:: Stated exercise ::
Find the string "здравоохранения" and gather every line that holds it.

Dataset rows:
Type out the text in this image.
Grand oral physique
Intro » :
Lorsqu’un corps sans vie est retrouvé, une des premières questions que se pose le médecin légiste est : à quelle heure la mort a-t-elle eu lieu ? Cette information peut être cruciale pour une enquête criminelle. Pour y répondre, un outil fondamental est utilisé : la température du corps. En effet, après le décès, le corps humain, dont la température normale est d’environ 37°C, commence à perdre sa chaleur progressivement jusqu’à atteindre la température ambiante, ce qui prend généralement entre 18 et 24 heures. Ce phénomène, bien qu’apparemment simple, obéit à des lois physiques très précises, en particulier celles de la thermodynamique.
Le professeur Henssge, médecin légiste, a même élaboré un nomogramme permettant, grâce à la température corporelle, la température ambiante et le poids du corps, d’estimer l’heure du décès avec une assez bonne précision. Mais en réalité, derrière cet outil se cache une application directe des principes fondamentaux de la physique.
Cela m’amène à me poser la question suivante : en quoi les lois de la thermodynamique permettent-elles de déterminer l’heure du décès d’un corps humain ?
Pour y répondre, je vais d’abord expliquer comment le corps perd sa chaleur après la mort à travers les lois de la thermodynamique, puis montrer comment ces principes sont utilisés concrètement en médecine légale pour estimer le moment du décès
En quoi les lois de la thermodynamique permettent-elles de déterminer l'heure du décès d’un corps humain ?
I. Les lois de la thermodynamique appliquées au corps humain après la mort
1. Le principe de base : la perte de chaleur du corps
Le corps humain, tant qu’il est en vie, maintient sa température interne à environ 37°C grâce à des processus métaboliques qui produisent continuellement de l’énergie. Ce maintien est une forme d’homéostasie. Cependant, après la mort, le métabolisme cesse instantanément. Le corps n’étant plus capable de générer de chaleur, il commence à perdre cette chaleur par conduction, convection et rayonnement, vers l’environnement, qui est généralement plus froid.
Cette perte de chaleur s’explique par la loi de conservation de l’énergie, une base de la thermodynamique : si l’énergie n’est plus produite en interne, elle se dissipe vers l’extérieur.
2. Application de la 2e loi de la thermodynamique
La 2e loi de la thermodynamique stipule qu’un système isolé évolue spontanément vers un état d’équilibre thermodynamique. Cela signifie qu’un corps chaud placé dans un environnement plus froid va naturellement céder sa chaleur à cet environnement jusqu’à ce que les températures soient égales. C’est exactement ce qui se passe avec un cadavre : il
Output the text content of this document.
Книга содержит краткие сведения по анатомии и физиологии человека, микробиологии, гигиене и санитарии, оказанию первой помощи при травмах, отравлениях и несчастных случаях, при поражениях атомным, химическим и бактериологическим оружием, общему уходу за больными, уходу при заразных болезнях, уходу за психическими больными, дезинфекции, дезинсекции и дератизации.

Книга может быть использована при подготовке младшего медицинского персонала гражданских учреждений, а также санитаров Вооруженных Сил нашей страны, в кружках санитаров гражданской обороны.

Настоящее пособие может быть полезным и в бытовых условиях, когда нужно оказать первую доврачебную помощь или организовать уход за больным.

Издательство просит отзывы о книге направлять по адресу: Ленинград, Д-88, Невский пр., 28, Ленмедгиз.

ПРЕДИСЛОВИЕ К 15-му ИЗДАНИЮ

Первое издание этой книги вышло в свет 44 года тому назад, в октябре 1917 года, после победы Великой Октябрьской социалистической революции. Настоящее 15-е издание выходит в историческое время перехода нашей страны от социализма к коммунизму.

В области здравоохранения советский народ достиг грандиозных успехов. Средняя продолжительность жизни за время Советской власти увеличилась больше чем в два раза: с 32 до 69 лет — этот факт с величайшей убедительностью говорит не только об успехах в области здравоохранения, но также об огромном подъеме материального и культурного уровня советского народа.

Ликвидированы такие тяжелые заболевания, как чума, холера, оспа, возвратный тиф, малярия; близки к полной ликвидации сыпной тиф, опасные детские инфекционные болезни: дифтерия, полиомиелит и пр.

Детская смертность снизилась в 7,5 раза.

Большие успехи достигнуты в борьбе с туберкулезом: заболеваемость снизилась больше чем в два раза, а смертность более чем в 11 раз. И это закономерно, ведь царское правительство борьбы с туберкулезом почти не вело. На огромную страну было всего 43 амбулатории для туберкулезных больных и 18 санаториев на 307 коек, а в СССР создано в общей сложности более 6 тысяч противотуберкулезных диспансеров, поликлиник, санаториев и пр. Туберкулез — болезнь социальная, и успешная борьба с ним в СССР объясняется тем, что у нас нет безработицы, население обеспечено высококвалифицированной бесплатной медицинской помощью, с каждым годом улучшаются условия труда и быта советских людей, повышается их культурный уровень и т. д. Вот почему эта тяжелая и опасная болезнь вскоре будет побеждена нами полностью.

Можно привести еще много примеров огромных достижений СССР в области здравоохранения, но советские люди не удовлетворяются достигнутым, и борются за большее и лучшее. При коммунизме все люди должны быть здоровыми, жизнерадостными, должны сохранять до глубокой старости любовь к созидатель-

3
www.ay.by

:: Full response ::
В области здравоохранения советский народ достиг грандиозных успехов. Средняя продолжительность жизни за время Советской власти увеличилась больше чем в два раза: с 32 до 69 лет — этот факт с величайшей убедительностью говорит не только об успехах в области здравоохранения, но также об огромном подъеме материального и культурного уровня советского народа.
Можно привести еще много примеров огромных достижений СССР в области здравоохранения, но советские люди не удовлетворяются достигнутым, и борются за большее и лучшее. При коммунизме все люди должны быть здоровыми, жизнерадостными, должны сохранять до глубокой старости любовь к созидатель-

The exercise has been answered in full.